** begin **
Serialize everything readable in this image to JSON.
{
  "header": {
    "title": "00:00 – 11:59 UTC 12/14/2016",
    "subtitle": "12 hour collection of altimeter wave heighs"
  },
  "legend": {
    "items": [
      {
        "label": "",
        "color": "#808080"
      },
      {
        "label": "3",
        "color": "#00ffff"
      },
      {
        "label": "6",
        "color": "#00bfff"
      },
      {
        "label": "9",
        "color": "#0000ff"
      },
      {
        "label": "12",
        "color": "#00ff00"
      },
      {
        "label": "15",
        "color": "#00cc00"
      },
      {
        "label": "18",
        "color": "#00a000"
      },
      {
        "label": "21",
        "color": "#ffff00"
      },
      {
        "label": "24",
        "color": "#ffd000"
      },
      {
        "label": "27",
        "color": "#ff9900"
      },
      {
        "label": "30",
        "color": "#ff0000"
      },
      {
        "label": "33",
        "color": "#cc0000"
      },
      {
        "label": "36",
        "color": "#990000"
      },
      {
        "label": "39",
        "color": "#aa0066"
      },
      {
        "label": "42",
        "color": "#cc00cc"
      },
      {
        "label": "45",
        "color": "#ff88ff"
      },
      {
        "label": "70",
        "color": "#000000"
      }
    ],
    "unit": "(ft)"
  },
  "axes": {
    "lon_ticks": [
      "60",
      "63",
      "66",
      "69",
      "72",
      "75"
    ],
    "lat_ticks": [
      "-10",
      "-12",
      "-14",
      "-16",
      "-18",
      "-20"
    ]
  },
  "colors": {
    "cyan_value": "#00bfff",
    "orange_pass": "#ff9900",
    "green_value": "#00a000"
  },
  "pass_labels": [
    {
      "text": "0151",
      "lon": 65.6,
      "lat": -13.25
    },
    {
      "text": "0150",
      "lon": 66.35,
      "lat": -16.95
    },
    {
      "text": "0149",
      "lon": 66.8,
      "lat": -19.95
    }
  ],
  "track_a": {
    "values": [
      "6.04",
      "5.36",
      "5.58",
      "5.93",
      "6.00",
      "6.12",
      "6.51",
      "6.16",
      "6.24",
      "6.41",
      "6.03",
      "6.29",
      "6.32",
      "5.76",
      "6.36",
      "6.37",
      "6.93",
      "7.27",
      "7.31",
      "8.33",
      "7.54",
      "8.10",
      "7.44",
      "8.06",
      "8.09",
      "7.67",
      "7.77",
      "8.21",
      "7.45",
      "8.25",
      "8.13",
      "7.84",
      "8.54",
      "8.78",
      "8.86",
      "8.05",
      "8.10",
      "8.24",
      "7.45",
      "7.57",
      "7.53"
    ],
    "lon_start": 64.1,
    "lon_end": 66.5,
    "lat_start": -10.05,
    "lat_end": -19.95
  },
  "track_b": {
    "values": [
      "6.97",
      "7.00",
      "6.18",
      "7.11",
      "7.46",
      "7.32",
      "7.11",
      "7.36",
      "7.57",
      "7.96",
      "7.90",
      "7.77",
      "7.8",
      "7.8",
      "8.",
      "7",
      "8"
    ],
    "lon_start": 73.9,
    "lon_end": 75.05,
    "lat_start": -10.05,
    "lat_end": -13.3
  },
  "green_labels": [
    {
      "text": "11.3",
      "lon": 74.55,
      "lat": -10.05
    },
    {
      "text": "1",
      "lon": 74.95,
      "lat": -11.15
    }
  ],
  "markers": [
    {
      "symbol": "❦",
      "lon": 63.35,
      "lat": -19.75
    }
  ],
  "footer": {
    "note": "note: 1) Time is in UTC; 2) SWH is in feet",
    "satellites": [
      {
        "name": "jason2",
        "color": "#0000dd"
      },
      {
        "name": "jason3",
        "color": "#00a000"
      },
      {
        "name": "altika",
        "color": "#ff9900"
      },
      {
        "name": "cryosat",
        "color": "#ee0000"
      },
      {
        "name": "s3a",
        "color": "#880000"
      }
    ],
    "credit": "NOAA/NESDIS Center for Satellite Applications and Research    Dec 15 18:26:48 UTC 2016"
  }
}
** end **
*Your task*: From the entries above, return each line with the word "text" in it.

*Output of the exercise*:
      "text": "0151",
      "text": "0150",
      "text": "0149",
      "text": "11.3",
      "text": "1",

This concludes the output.